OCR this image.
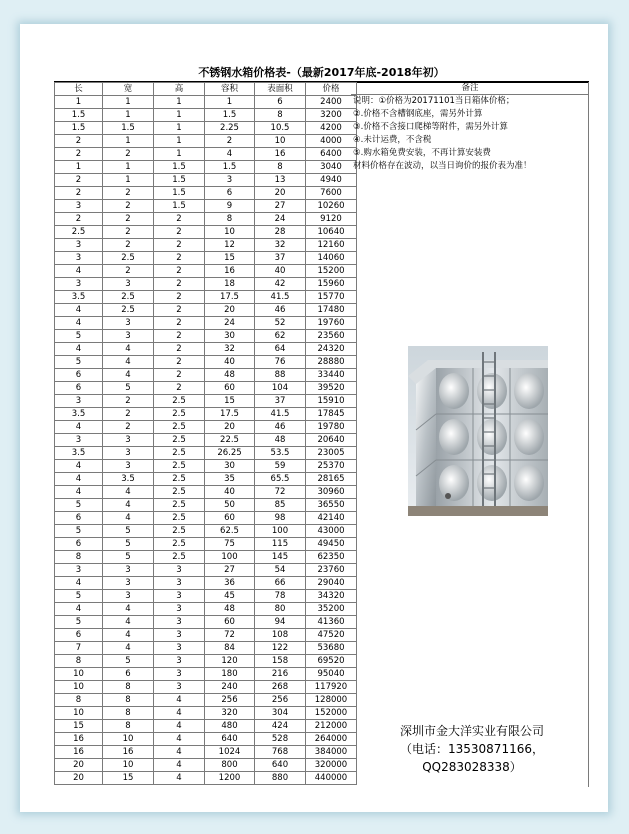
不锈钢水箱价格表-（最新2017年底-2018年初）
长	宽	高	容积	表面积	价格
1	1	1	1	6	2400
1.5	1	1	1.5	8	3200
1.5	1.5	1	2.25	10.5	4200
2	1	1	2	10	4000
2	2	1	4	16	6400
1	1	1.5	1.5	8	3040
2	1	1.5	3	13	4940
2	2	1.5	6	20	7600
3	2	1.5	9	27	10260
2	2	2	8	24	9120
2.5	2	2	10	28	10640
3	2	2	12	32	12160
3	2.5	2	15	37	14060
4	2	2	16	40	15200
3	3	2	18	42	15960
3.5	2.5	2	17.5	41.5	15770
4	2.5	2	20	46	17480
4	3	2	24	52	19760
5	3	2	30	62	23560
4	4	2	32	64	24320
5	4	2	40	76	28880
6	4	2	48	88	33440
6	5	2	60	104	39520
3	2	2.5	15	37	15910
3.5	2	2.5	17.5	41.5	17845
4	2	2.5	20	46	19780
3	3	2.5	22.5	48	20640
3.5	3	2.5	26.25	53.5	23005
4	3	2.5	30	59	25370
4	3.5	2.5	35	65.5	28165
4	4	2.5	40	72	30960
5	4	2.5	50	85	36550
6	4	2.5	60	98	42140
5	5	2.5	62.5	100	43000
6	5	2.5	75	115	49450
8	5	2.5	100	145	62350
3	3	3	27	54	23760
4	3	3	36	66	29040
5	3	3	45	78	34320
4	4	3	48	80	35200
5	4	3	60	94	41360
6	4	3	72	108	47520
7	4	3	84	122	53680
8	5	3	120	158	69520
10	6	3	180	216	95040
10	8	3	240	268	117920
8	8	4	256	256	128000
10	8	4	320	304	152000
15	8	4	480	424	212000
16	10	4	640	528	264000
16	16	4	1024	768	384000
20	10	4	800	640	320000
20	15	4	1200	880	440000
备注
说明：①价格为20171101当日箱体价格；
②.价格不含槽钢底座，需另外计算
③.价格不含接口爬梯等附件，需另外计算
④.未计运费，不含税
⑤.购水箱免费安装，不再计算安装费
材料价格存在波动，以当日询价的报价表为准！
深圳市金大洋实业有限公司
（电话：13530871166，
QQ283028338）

== PROMPT ==
Identify the lines that hold the word "需另外计算". Copy every one of them.

== RESULT FOR THIS TASK ==
②.价格不含槽钢底座，需另外计算
③.价格不含接口爬梯等附件，需另外计算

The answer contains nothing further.